What is expected ->
Return each line that holds the word "text".

-- Begin Provided material --

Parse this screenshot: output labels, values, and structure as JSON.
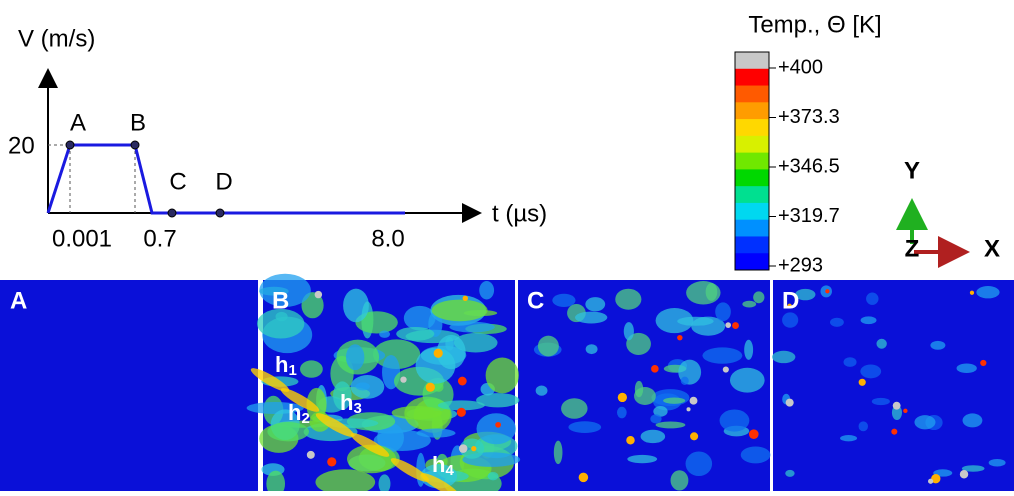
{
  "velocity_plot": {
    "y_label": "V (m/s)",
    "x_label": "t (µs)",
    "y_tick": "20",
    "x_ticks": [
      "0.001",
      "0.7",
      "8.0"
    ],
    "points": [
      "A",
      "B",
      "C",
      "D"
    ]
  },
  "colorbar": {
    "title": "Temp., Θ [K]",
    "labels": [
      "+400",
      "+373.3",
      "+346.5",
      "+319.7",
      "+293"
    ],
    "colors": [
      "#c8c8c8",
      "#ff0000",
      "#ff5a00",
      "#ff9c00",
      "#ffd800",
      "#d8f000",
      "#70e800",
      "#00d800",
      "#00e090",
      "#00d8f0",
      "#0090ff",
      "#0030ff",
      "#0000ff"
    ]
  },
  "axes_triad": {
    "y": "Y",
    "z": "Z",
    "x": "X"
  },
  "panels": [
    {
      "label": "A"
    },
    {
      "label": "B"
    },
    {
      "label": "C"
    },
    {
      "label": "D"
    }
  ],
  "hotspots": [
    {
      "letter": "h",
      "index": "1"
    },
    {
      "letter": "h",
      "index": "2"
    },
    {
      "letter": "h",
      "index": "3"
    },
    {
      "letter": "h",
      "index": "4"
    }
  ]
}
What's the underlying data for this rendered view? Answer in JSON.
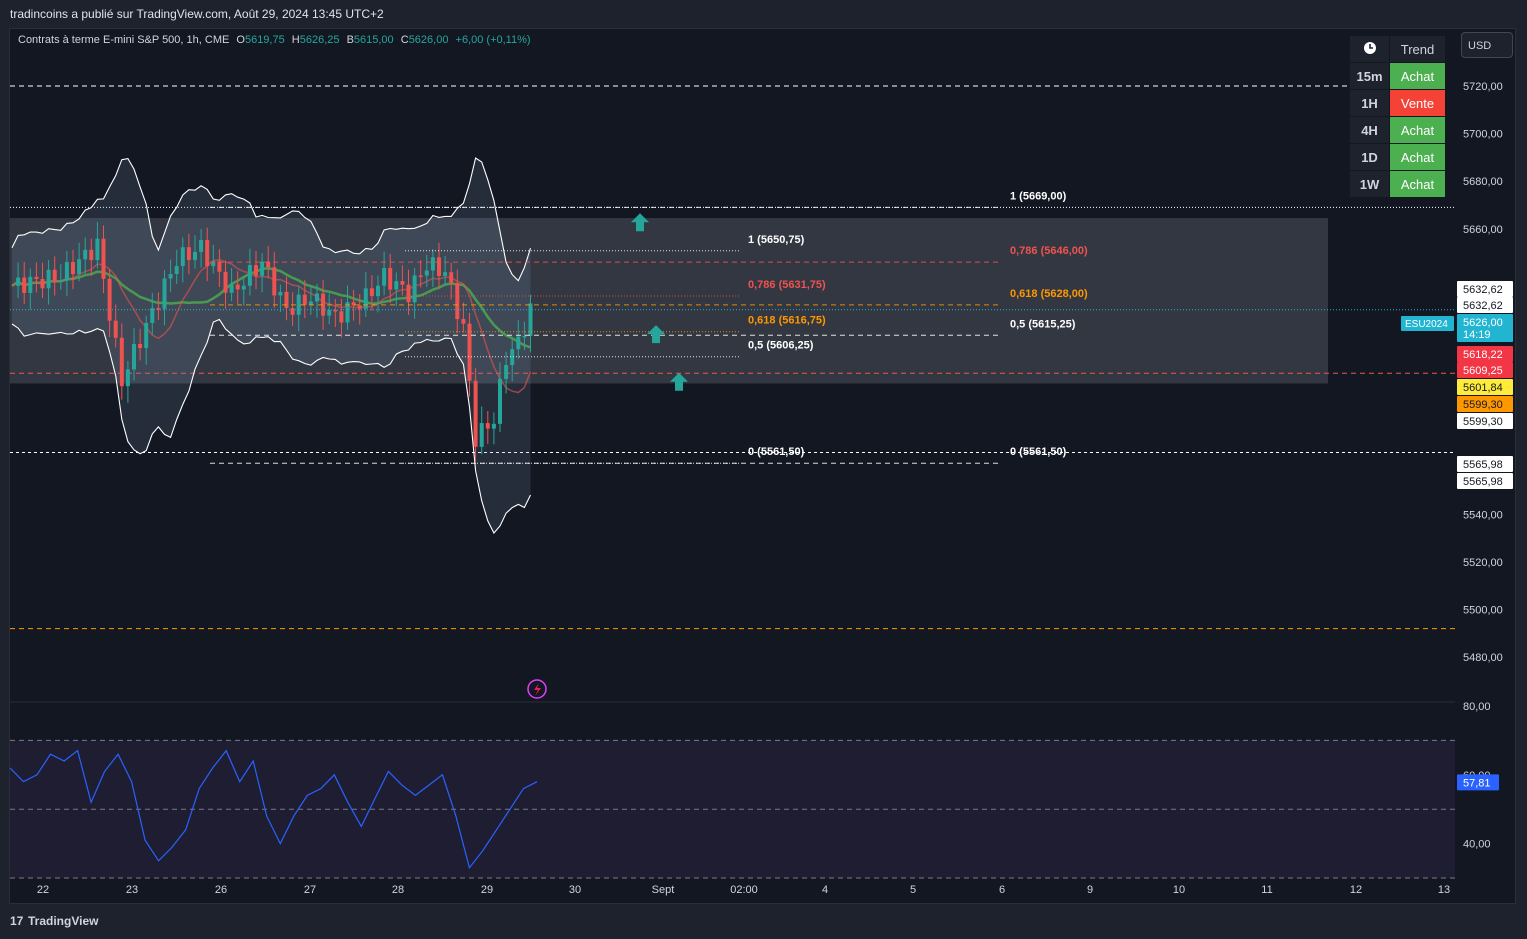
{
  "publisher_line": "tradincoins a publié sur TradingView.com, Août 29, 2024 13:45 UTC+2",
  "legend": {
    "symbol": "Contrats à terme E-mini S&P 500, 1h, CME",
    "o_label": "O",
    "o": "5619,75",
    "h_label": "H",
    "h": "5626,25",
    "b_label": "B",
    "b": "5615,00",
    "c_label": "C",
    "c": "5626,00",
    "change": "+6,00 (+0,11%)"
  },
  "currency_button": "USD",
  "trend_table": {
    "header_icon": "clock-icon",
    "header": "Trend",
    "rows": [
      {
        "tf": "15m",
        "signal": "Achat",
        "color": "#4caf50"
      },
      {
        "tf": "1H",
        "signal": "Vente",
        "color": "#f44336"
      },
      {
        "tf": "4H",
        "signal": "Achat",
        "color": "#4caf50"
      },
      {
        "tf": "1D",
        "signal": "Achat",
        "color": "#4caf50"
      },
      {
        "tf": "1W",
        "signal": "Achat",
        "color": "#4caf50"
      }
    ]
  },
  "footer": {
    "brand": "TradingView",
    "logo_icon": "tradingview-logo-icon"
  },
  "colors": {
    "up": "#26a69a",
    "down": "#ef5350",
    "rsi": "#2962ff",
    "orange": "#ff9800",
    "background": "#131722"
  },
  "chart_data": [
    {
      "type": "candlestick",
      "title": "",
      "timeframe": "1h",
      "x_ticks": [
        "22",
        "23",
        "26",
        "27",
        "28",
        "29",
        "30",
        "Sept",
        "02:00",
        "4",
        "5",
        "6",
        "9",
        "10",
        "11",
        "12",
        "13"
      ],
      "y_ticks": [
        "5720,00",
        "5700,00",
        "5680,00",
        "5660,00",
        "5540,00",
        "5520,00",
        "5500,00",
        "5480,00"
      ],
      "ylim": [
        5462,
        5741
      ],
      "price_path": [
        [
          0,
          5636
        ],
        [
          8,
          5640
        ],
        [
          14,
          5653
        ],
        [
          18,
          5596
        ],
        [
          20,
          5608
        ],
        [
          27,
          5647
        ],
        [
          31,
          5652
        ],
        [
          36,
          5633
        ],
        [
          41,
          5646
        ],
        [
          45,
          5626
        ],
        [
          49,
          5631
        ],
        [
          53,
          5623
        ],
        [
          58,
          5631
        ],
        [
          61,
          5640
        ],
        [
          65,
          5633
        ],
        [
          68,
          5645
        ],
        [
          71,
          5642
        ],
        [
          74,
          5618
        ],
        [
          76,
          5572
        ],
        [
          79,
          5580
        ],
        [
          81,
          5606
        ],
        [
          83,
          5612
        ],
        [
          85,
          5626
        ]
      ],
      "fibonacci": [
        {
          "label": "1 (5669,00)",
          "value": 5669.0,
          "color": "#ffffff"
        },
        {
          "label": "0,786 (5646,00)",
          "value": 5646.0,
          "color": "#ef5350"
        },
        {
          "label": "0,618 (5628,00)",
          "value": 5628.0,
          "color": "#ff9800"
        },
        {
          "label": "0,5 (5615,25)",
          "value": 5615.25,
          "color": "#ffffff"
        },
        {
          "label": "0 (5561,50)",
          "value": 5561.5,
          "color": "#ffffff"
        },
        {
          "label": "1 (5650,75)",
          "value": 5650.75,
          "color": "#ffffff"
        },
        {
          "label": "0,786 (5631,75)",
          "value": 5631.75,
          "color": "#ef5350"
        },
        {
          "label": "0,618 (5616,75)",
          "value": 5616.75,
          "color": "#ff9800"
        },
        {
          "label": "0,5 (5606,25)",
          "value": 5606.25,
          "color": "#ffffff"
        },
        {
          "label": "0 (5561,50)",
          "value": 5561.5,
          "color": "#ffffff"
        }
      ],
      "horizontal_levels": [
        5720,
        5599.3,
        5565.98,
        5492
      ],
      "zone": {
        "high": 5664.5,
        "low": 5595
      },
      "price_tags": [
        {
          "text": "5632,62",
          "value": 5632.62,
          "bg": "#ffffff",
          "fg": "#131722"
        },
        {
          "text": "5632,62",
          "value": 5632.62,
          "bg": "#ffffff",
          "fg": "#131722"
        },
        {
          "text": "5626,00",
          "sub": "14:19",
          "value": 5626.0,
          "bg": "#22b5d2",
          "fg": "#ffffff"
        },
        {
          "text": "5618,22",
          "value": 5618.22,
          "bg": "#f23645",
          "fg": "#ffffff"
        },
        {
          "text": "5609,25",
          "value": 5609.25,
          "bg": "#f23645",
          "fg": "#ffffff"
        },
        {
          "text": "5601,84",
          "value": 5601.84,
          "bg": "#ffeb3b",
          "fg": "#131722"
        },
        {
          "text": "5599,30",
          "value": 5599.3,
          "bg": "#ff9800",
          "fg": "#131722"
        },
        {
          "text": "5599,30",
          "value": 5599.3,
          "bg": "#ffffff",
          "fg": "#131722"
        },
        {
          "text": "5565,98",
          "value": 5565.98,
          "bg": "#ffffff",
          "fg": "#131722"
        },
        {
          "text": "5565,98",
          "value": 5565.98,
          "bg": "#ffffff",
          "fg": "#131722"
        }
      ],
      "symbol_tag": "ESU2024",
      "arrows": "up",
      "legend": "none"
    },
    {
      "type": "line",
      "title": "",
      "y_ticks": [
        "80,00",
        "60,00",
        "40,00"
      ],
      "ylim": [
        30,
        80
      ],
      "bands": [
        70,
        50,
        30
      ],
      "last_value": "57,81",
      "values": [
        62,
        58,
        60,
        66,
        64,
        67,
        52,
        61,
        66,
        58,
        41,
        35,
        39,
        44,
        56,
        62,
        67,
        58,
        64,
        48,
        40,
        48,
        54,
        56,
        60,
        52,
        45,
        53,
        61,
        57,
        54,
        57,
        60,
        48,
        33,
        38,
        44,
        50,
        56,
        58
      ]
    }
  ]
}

-- End Provided material --

Full solution ->
          "text": "5632,62",
          "text": "5632,62",
          "text": "5626,00",
          "text": "5618,22",
          "text": "5609,25",
          "text": "5601,84",
          "text": "5599,30",
          "text": "5599,30",
          "text": "5565,98",
          "text": "5565,98",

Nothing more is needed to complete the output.